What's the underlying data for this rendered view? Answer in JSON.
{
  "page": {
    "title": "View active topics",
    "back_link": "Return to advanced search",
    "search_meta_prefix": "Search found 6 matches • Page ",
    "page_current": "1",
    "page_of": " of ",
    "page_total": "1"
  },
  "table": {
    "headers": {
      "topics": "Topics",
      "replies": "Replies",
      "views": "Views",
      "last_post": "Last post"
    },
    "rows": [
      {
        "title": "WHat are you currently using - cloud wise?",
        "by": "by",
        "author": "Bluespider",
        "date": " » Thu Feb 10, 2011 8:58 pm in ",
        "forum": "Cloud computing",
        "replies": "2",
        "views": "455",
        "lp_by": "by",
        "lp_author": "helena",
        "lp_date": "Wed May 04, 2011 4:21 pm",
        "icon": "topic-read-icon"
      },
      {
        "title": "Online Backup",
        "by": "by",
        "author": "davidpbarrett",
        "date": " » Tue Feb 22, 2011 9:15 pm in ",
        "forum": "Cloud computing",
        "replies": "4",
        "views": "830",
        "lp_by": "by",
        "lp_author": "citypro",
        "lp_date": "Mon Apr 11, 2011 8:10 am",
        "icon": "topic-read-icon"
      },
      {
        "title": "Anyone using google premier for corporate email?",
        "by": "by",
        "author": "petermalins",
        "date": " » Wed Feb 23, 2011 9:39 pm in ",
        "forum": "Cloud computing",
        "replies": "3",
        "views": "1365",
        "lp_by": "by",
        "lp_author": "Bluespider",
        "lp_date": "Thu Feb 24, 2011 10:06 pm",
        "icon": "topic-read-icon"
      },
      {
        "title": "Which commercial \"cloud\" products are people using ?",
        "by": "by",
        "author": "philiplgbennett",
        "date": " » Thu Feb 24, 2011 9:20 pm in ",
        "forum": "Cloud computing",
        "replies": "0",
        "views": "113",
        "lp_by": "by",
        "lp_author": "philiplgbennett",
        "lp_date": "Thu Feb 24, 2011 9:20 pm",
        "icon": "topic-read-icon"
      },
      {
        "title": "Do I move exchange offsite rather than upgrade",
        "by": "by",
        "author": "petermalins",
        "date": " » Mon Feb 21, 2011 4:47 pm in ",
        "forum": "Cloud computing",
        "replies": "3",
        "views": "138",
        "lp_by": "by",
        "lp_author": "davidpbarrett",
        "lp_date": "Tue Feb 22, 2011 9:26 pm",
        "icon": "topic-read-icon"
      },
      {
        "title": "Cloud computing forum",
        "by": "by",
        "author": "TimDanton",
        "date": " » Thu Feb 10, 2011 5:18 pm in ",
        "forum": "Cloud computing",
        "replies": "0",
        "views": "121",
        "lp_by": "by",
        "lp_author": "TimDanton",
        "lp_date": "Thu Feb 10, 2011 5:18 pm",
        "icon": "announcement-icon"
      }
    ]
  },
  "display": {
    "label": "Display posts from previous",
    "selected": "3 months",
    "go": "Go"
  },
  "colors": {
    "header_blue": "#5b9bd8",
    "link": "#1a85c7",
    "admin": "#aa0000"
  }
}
##############################
# The problem:
How many lines in these entries contain the string "views"? State the number and nothing more.

# Final result:
7